*Required task:* Print only the line with "Transcribe the text in this document." and the lines after it, ending with the last line of the material, each exactly as it stands.

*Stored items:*
******

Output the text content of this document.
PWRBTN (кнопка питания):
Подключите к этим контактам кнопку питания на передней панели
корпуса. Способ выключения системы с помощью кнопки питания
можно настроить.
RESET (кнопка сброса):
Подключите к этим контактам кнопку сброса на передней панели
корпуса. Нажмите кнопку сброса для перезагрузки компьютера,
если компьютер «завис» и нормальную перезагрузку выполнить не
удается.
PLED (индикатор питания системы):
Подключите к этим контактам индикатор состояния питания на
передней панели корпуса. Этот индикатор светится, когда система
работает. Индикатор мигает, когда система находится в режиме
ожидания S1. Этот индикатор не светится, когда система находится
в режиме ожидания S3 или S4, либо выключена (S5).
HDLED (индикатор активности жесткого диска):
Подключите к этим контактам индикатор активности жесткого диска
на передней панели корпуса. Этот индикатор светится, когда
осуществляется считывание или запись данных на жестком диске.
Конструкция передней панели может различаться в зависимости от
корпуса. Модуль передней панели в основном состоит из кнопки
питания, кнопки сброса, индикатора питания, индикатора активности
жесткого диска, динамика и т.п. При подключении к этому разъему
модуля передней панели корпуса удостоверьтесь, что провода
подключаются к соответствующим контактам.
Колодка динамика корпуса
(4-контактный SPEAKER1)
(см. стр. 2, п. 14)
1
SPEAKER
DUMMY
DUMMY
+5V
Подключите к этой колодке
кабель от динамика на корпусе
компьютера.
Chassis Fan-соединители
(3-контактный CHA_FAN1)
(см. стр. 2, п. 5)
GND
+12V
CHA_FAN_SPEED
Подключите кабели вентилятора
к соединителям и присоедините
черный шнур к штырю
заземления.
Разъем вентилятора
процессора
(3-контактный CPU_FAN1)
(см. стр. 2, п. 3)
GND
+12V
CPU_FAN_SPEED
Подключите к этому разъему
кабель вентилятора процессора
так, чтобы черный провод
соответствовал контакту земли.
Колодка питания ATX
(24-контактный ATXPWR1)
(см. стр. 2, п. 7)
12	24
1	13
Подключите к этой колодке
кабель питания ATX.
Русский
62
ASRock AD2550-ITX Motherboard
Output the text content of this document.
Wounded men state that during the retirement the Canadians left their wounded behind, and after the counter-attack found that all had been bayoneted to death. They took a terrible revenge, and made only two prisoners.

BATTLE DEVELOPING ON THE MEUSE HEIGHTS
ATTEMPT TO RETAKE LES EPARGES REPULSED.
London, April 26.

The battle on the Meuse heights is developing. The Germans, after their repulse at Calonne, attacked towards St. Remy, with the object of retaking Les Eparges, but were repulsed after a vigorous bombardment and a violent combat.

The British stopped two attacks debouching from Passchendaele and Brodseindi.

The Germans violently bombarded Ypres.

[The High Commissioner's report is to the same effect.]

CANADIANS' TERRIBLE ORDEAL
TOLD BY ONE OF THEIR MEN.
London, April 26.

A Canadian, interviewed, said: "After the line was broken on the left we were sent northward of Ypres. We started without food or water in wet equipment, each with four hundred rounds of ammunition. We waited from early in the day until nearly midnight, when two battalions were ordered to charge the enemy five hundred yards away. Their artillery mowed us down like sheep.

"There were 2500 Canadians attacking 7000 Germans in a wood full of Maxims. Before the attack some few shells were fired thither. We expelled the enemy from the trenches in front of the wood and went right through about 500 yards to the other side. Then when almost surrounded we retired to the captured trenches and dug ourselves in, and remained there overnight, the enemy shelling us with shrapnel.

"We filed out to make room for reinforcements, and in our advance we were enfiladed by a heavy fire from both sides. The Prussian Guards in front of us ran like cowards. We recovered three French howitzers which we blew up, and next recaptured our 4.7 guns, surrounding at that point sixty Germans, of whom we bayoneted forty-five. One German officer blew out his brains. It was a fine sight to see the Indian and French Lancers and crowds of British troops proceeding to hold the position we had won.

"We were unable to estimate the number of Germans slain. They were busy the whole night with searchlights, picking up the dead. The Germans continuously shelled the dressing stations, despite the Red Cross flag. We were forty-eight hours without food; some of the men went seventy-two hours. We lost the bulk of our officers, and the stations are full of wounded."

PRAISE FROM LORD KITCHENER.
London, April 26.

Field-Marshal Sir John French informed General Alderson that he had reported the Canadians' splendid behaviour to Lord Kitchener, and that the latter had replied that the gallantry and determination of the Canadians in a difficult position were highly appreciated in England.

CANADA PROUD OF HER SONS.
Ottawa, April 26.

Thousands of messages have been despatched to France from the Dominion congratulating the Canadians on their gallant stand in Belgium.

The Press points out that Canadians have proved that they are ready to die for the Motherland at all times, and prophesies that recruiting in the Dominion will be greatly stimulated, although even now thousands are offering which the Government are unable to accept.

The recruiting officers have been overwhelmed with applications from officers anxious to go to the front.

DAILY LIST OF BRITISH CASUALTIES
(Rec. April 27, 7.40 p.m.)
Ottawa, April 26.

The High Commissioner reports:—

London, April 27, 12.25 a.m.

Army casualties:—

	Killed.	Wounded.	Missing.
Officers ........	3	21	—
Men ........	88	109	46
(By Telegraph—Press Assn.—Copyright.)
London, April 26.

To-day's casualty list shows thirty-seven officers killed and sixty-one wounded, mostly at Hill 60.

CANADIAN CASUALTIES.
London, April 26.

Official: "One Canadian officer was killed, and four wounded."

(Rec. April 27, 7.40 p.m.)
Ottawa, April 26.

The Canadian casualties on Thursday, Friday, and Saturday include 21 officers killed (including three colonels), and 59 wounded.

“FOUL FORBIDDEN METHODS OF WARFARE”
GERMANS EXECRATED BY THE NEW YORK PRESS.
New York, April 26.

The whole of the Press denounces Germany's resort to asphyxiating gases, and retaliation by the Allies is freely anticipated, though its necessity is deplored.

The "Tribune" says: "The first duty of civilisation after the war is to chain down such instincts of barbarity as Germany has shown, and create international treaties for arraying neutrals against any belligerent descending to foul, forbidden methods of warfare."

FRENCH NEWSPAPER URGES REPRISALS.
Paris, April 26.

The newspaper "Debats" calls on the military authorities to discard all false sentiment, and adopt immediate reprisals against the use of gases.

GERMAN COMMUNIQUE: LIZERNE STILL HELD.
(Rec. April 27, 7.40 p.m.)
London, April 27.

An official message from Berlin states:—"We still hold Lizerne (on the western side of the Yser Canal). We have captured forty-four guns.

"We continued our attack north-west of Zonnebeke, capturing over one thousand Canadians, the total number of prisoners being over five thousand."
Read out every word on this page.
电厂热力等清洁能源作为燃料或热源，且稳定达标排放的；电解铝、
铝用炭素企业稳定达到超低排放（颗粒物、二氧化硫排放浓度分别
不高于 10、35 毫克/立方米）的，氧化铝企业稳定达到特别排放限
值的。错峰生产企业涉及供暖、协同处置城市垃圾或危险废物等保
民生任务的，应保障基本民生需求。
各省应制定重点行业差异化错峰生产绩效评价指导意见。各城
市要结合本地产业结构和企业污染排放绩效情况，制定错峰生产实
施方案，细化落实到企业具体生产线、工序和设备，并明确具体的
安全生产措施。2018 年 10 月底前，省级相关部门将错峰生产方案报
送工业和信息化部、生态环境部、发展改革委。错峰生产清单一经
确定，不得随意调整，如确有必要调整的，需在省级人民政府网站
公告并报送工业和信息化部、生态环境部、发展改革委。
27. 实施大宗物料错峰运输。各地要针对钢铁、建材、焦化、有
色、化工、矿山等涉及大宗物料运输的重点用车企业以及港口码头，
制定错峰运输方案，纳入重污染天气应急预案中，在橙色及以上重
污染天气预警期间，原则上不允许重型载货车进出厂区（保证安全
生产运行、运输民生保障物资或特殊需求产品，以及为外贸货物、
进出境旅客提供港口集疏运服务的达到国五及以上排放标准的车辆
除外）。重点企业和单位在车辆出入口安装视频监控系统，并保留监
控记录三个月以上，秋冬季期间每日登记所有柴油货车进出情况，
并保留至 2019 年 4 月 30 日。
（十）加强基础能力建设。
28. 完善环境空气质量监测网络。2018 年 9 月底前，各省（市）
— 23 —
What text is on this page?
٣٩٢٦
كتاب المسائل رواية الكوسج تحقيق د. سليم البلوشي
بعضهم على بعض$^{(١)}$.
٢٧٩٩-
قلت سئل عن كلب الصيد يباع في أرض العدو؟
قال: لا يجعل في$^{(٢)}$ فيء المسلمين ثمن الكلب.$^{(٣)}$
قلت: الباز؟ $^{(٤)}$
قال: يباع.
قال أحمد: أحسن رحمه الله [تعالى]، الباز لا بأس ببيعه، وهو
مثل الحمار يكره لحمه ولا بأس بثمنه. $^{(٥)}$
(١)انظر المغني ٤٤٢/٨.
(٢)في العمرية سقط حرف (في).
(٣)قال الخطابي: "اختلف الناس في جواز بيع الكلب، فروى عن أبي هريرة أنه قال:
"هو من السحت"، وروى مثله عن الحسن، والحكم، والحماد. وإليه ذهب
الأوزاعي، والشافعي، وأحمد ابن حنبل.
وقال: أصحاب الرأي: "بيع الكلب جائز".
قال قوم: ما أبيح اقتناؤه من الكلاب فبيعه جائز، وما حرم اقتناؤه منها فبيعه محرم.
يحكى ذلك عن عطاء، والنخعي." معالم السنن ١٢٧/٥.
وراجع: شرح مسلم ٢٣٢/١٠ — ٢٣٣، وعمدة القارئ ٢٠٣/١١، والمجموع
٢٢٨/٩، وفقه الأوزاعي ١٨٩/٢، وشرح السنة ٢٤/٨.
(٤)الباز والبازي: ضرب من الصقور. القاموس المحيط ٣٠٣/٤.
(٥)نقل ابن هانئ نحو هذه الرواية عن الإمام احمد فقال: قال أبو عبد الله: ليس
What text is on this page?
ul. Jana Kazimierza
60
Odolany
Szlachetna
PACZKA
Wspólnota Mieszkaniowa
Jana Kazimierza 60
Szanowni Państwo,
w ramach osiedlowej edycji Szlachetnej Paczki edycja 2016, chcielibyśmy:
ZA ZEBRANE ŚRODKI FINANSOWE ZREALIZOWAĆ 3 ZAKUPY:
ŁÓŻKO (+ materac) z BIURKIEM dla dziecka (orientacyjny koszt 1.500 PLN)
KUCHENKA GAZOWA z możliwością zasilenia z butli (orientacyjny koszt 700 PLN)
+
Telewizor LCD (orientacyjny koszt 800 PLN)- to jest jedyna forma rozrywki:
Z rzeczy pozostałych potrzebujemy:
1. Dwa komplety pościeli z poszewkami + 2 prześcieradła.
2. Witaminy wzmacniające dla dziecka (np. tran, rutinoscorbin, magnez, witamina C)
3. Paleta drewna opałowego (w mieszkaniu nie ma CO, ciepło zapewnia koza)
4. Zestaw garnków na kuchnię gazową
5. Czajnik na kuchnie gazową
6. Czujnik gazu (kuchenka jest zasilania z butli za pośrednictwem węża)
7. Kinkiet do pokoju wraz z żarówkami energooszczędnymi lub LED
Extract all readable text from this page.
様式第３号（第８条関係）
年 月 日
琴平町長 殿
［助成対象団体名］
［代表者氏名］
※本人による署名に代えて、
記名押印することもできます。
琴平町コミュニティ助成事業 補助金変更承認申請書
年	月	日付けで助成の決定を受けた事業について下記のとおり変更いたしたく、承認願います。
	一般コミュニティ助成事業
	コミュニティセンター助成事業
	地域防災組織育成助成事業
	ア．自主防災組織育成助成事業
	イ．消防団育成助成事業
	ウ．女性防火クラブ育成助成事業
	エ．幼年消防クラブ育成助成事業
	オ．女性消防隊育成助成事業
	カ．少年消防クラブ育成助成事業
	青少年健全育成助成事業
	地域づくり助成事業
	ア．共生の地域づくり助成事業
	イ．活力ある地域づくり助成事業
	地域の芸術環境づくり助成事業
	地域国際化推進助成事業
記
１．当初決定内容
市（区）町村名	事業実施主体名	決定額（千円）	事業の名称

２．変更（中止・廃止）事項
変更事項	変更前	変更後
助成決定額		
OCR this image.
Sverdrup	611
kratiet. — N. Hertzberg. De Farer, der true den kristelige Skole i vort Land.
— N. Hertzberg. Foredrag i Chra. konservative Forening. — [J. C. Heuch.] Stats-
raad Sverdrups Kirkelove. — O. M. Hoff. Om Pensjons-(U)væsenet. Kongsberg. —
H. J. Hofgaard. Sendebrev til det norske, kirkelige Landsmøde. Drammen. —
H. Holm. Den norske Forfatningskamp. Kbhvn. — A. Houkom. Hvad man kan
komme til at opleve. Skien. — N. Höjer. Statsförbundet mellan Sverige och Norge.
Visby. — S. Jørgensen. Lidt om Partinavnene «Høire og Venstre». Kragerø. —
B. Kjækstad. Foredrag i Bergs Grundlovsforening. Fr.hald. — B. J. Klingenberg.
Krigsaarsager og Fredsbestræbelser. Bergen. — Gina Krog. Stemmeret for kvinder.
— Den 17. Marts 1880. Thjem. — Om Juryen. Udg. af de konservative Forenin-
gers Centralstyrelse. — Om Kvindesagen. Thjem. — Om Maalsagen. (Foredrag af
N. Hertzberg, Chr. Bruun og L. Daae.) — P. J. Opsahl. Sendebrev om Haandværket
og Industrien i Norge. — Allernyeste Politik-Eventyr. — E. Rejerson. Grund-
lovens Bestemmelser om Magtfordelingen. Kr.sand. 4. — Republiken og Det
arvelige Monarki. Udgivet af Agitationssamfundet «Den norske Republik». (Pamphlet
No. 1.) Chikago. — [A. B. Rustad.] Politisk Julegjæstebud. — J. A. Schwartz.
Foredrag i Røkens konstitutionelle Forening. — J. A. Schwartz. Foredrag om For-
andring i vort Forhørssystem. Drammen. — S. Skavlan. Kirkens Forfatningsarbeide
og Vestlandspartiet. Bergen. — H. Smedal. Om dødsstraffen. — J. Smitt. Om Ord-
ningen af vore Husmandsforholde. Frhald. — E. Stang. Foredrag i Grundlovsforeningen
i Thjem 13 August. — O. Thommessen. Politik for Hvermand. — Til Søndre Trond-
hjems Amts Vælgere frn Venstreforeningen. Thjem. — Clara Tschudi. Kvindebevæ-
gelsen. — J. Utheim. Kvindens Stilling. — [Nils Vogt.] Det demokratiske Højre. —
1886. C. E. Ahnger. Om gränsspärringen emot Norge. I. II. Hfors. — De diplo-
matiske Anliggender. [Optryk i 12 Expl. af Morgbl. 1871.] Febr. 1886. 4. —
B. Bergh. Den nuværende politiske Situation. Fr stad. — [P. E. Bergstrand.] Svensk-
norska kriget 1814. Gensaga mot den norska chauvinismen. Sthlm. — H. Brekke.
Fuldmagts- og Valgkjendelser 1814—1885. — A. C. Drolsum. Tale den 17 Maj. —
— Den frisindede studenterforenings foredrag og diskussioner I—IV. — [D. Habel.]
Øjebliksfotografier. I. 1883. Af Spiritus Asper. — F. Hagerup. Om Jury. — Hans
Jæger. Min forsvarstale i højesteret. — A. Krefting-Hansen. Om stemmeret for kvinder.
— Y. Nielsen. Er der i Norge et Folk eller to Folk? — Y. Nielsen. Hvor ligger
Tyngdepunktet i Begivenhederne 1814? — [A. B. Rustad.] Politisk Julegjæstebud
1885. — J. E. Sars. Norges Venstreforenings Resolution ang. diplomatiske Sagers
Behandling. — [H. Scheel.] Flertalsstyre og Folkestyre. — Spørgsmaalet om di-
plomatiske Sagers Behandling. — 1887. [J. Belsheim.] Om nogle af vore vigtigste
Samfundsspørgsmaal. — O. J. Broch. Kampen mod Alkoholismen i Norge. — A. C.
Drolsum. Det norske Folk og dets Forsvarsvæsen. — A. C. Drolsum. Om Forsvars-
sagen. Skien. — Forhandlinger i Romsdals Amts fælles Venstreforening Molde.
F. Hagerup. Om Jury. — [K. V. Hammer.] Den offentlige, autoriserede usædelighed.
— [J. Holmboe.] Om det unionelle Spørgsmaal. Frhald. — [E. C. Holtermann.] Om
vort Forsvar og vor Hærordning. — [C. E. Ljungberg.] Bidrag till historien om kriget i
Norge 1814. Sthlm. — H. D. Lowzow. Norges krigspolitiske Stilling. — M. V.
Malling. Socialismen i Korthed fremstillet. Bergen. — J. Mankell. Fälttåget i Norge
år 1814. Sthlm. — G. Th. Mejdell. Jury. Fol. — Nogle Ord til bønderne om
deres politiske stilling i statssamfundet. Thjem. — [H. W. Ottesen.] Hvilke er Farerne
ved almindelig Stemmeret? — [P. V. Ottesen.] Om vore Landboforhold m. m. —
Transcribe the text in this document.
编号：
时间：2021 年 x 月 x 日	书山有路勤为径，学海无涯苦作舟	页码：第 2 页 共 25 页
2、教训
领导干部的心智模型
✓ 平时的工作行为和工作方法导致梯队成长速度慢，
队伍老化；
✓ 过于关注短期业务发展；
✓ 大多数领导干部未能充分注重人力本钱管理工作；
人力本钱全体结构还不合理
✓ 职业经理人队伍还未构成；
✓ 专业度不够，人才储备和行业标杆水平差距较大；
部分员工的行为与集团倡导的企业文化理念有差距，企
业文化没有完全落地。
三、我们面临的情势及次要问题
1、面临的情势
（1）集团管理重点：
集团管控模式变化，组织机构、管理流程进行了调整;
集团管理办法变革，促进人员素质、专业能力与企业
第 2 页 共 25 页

******

*Result of the exercise:*
Transcribe the text in this document.
编号：
时间：2021 年 x 月 x 日	书山有路勤为径，学海无涯苦作舟	页码：第 2 页 共 25 页
2、教训
领导干部的心智模型
✓ 平时的工作行为和工作方法导致梯队成长速度慢，
队伍老化；
✓ 过于关注短期业务发展；
✓ 大多数领导干部未能充分注重人力本钱管理工作；
人力本钱全体结构还不合理
✓ 职业经理人队伍还未构成；
✓ 专业度不够，人才储备和行业标杆水平差距较大；
部分员工的行为与集团倡导的企业文化理念有差距，企
业文化没有完全落地。
三、我们面临的情势及次要问题
1、面临的情势
（1）集团管理重点：
集团管控模式变化，组织机构、管理流程进行了调整;
集团管理办法变革，促进人员素质、专业能力与企业
第 2 页 共 25 页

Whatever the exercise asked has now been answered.